[[ Supplied material open ]]

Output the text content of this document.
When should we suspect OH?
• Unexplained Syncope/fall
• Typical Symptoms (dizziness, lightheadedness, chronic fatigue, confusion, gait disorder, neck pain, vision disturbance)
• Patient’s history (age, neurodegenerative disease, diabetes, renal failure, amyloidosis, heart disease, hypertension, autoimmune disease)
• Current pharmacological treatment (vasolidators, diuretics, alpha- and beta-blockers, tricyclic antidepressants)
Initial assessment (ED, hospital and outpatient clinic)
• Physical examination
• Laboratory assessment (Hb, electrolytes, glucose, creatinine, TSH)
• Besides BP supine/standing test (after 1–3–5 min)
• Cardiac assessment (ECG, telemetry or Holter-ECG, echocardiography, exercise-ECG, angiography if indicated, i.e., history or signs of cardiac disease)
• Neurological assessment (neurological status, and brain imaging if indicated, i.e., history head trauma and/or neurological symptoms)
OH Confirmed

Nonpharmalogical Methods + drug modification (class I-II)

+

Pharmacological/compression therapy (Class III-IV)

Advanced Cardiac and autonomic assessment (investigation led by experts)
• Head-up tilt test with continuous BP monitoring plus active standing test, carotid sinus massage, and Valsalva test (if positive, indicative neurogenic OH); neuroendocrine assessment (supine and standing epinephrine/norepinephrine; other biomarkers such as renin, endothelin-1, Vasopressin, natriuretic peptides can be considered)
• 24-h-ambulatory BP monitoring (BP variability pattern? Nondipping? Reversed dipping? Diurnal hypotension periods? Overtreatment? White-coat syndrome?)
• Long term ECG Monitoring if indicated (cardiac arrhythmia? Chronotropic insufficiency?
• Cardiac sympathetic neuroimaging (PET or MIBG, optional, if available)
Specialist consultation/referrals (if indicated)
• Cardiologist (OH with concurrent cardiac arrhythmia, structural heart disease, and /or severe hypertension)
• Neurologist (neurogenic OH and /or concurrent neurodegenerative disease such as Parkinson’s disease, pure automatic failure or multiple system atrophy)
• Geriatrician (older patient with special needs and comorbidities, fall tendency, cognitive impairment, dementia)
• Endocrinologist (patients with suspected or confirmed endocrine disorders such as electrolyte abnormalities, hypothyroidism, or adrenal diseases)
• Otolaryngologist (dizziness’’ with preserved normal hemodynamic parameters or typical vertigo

[[ Supplied material closed ]]

• **Prompt**:
Please write out the records from above, keeping every line exact.

• **Task solution**:
Output the text content of this document.
When should we suspect OH?
• Unexplained Syncope/fall
• Typical Symptoms (dizziness, lightheadedness, chronic fatigue, confusion, gait disorder, neck pain, vision disturbance)
• Patient’s history (age, neurodegenerative disease, diabetes, renal failure, amyloidosis, heart disease, hypertension, autoimmune disease)
• Current pharmacological treatment (vasolidators, diuretics, alpha- and beta-blockers, tricyclic antidepressants)
Initial assessment (ED, hospital and outpatient clinic)
• Physical examination
• Laboratory assessment (Hb, electrolytes, glucose, creatinine, TSH)
• Besides BP supine/standing test (after 1–3–5 min)
• Cardiac assessment (ECG, telemetry or Holter-ECG, echocardiography, exercise-ECG, angiography if indicated, i.e., history or signs of cardiac disease)
• Neurological assessment (neurological status, and brain imaging if indicated, i.e., history head trauma and/or neurological symptoms)
OH Confirmed

Nonpharmalogical Methods + drug modification (class I-II)

+

Pharmacological/compression therapy (Class III-IV)

Advanced Cardiac and autonomic assessment (investigation led by experts)
• Head-up tilt test with continuous BP monitoring plus active standing test, carotid sinus massage, and Valsalva test (if positive, indicative neurogenic OH); neuroendocrine assessment (supine and standing epinephrine/norepinephrine; other biomarkers such as renin, endothelin-1, Vasopressin, natriuretic peptides can be considered)
• 24-h-ambulatory BP monitoring (BP variability pattern? Nondipping? Reversed dipping? Diurnal hypotension periods? Overtreatment? White-coat syndrome?)
• Long term ECG Monitoring if indicated (cardiac arrhythmia? Chronotropic insufficiency?
• Cardiac sympathetic neuroimaging (PET or MIBG, optional, if available)
Specialist consultation/referrals (if indicated)
• Cardiologist (OH with concurrent cardiac arrhythmia, structural heart disease, and /or severe hypertension)
• Neurologist (neurogenic OH and /or concurrent neurodegenerative disease such as Parkinson’s disease, pure automatic failure or multiple system atrophy)
• Geriatrician (older patient with special needs and comorbidities, fall tendency, cognitive impairment, dementia)
• Endocrinologist (patients with suspected or confirmed endocrine disorders such as electrolyte abnormalities, hypothyroidism, or adrenal diseases)
• Otolaryngologist (dizziness’’ with preserved normal hemodynamic parameters or typical vertigo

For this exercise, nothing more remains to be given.